▶ _Task directions_:
From the data, return each line holding the word "screenshot".

Dataset records:
----
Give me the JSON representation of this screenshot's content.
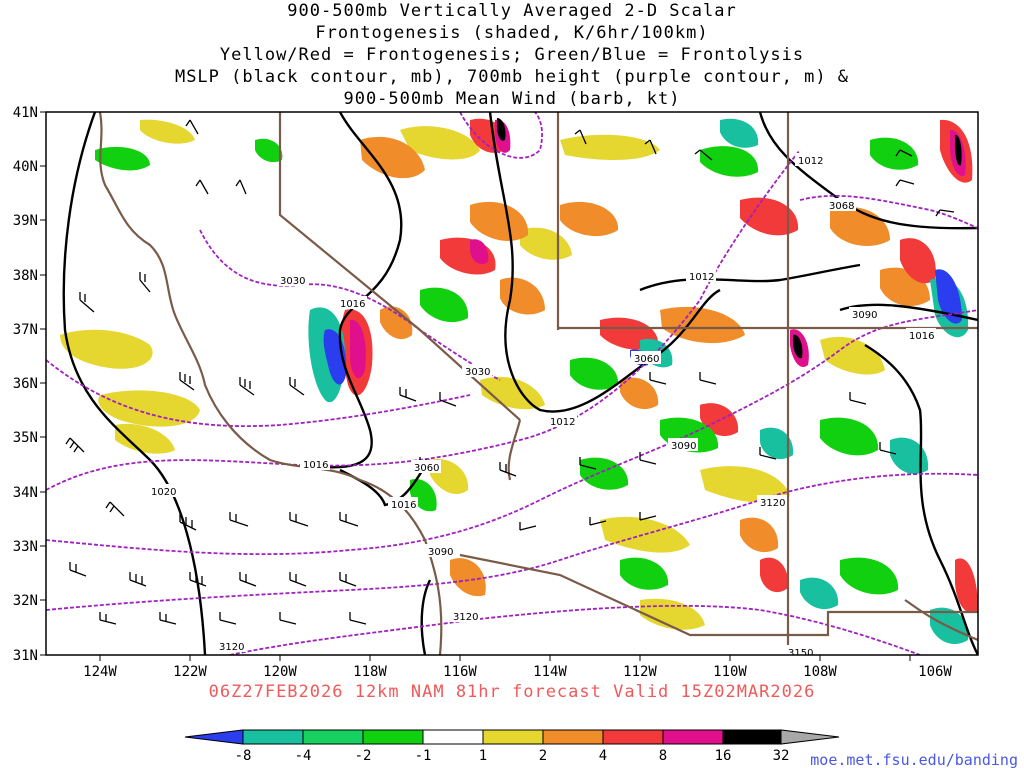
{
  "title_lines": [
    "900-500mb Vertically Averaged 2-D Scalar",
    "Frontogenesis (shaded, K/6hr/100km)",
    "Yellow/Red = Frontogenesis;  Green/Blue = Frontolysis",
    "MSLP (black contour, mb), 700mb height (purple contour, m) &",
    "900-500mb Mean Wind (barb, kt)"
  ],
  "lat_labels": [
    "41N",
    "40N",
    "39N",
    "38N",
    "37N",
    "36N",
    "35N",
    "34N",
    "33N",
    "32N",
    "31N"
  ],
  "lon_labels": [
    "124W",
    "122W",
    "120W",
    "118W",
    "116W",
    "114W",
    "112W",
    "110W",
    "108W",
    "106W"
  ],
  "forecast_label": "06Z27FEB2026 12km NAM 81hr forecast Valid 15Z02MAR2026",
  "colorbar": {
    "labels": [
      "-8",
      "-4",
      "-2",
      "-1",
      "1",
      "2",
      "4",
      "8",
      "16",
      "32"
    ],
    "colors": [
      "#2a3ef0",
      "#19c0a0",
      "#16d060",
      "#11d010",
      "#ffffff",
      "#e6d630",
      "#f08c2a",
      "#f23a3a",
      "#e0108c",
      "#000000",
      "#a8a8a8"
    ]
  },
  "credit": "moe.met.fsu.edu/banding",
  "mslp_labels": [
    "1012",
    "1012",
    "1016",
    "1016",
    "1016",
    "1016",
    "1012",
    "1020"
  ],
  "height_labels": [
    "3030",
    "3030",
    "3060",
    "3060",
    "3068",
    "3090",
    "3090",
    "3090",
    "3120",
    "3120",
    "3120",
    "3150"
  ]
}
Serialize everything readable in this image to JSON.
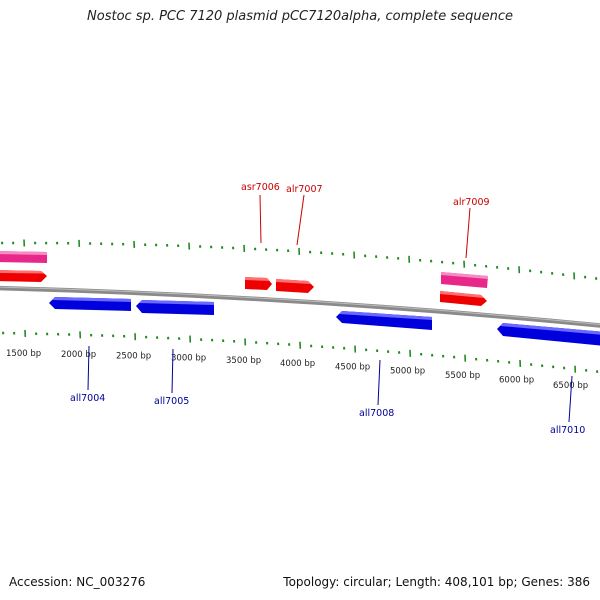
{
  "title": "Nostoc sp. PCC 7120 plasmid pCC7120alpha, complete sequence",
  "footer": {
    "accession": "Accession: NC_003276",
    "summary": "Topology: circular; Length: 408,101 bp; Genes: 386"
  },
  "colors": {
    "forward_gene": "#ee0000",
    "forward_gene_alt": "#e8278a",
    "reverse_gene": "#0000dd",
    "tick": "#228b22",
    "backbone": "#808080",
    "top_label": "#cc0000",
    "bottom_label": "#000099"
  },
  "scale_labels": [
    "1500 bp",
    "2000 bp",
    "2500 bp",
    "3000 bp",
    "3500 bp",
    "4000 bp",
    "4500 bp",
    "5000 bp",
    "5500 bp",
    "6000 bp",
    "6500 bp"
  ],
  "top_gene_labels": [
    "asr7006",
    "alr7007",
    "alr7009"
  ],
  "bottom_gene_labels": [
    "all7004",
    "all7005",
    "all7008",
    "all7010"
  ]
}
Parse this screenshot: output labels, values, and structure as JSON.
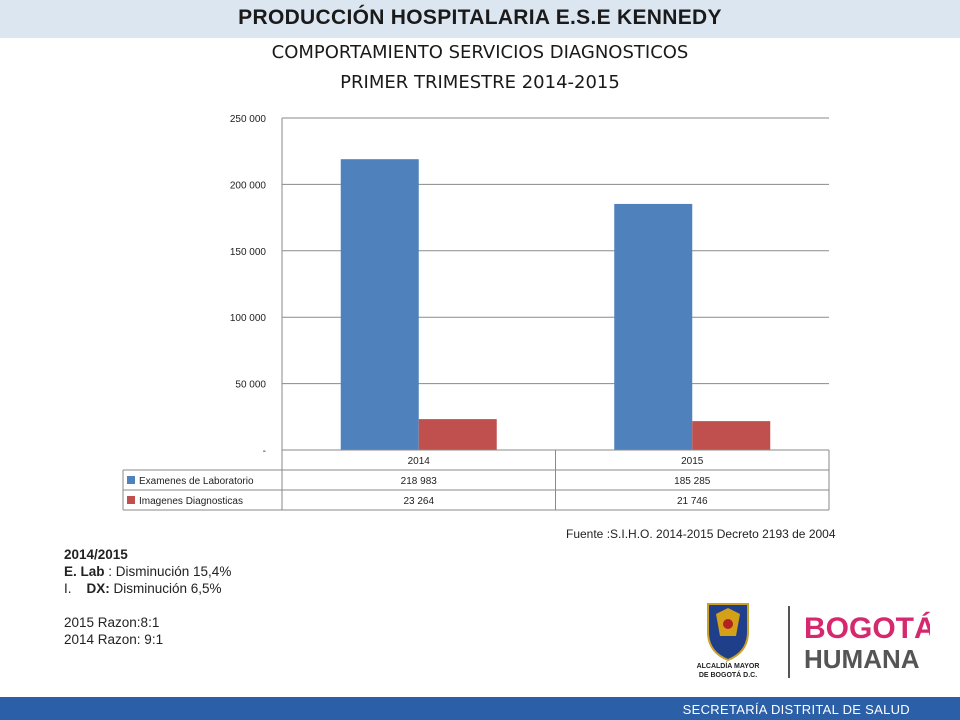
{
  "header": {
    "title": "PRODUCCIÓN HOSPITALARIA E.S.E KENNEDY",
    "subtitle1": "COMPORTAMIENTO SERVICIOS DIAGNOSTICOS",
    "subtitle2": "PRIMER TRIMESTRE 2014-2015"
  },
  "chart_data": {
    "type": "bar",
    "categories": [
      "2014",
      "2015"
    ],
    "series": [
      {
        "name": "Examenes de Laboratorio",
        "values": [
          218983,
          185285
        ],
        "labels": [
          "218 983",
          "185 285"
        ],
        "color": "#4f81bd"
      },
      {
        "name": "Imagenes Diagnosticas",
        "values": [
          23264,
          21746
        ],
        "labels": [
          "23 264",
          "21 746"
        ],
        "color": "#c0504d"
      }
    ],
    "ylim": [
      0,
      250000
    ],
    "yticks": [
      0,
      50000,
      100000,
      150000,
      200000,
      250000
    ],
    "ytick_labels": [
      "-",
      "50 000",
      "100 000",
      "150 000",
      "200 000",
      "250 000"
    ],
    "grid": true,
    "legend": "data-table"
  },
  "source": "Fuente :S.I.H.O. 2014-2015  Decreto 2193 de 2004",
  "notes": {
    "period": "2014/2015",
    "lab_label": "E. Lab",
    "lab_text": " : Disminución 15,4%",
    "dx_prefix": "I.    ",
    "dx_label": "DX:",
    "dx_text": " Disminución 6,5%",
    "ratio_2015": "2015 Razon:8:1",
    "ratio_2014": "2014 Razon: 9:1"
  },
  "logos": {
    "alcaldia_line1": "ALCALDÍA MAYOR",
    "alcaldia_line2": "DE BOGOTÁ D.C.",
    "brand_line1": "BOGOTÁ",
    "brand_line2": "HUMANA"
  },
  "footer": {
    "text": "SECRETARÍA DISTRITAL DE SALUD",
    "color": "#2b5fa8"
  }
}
----
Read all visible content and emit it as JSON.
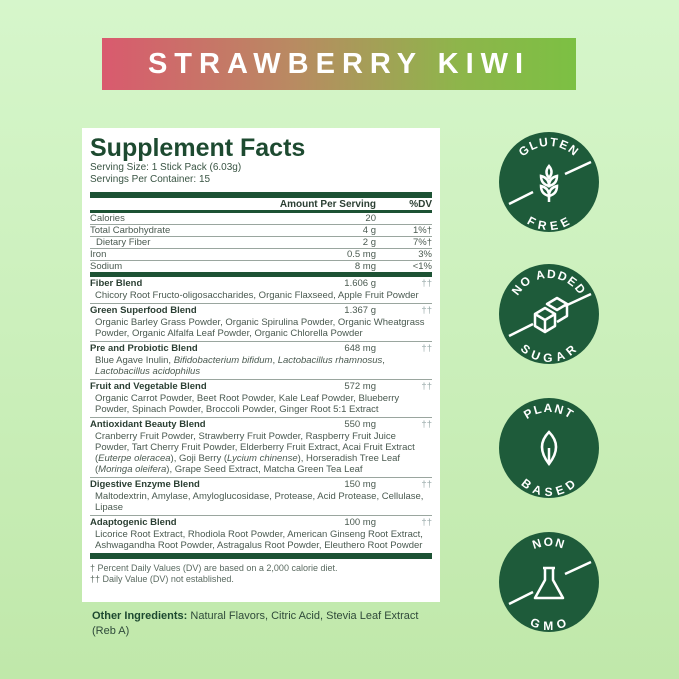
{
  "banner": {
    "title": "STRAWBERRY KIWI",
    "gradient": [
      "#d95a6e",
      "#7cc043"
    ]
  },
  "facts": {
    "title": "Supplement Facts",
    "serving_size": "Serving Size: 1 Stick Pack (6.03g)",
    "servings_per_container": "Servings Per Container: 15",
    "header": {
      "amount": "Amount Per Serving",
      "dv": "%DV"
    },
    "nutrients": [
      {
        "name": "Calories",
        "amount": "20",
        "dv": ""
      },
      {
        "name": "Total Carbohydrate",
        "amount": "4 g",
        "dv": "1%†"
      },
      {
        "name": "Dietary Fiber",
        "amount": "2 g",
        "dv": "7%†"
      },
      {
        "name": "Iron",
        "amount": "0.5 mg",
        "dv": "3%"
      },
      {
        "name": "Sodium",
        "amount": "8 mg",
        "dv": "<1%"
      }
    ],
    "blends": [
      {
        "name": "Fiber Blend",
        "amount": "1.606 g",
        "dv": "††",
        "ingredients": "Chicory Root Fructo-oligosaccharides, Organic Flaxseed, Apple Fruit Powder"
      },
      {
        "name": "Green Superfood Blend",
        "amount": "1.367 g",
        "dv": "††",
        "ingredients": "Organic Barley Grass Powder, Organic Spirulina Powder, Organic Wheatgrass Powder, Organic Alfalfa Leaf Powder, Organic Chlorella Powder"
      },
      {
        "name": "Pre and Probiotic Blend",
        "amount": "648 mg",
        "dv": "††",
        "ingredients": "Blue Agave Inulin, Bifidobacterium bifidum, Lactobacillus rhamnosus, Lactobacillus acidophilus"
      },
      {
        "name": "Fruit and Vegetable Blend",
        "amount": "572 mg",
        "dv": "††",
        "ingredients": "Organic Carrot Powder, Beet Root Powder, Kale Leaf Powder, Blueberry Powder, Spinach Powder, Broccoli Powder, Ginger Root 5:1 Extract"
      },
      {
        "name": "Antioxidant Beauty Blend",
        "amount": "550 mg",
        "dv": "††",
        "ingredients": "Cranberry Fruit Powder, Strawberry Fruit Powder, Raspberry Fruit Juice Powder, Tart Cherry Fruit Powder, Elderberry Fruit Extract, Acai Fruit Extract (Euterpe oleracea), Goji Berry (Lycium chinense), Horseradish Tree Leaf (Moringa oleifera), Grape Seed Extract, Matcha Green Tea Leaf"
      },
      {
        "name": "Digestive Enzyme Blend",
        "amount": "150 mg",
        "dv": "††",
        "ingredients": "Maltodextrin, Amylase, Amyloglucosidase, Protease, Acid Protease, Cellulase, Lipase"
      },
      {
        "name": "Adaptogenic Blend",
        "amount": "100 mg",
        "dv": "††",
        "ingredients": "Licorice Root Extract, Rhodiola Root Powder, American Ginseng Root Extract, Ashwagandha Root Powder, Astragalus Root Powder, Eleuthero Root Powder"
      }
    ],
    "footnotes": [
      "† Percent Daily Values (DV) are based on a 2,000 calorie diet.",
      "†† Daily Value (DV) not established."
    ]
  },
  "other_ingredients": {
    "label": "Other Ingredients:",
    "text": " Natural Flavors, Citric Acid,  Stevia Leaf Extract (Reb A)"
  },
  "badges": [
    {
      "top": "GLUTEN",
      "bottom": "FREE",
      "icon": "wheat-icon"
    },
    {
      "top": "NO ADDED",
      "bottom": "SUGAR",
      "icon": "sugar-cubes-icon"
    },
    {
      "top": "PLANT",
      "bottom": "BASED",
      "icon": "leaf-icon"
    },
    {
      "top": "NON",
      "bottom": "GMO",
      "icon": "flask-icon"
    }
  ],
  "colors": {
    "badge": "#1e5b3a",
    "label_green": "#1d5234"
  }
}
----
▶ _Response_:
Give me the JSON representation of this screenshot's content.
Parse this screenshot: output labels, values, and structure as JSON.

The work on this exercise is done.